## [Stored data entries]
###

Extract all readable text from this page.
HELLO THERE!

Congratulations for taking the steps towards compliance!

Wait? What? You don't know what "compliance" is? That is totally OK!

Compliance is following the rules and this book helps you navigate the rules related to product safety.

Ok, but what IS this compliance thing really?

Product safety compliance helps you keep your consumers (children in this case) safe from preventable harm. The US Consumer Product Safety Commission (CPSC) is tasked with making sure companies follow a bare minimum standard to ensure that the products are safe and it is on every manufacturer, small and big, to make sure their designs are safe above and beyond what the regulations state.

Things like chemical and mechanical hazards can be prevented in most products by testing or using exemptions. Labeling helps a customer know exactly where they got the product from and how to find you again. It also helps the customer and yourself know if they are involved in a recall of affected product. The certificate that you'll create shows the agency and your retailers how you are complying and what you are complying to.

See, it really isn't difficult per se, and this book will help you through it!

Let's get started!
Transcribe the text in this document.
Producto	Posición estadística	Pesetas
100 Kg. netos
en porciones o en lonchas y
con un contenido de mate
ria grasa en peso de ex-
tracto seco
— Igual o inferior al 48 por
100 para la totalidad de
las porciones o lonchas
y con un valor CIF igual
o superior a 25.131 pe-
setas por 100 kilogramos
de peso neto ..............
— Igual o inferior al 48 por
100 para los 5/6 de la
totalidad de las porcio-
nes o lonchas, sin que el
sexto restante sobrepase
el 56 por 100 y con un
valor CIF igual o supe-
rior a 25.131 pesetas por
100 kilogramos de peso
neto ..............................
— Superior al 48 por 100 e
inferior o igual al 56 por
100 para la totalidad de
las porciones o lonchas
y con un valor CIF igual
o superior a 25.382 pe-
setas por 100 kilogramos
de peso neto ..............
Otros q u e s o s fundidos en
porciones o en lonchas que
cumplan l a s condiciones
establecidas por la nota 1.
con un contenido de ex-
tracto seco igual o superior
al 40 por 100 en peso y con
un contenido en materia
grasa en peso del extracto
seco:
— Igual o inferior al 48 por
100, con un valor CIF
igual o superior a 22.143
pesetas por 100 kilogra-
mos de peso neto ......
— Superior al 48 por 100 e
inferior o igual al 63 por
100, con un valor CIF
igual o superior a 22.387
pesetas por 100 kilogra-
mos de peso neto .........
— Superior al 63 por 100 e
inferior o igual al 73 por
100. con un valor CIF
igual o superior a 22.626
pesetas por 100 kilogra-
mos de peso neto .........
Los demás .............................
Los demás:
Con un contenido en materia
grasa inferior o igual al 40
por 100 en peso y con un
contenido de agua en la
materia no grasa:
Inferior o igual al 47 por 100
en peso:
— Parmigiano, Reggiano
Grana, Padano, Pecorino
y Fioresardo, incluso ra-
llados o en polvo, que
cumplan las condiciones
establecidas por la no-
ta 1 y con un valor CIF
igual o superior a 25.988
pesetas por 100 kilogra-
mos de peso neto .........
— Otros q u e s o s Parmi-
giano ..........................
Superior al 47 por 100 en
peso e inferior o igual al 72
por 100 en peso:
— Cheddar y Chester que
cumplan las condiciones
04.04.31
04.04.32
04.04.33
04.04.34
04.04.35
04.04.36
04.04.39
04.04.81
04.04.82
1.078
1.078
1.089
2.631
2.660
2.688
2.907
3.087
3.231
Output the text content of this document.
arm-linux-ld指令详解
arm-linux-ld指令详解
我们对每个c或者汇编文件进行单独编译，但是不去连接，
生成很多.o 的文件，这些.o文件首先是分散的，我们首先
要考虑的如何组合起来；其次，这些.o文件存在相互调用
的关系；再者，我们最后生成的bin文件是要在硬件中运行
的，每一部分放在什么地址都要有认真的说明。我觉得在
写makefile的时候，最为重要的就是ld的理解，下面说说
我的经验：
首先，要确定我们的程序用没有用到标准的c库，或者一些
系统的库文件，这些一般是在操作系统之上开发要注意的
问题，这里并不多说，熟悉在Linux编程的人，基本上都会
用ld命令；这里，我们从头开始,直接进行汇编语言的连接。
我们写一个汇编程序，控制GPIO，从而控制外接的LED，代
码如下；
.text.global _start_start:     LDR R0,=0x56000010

###

## [WRITTEN REQUEST]
Exactly and only the lines from the line containing "Output the text content of this document." through the last line of the entries should be copied, both ends included.

## [RESULT FOR THIS EXERCISE]
Output the text content of this document.
arm-linux-ld指令详解
arm-linux-ld指令详解
我们对每个c或者汇编文件进行单独编译，但是不去连接，
生成很多.o 的文件，这些.o文件首先是分散的，我们首先
要考虑的如何组合起来；其次，这些.o文件存在相互调用
的关系；再者，我们最后生成的bin文件是要在硬件中运行
的，每一部分放在什么地址都要有认真的说明。我觉得在
写makefile的时候，最为重要的就是ld的理解，下面说说
我的经验：
首先，要确定我们的程序用没有用到标准的c库，或者一些
系统的库文件，这些一般是在操作系统之上开发要注意的
问题，这里并不多说，熟悉在Linux编程的人，基本上都会
用ld命令；这里，我们从头开始,直接进行汇编语言的连接。
我们写一个汇编程序，控制GPIO，从而控制外接的LED，代
码如下；
.text.global _start_start:     LDR R0,=0x56000010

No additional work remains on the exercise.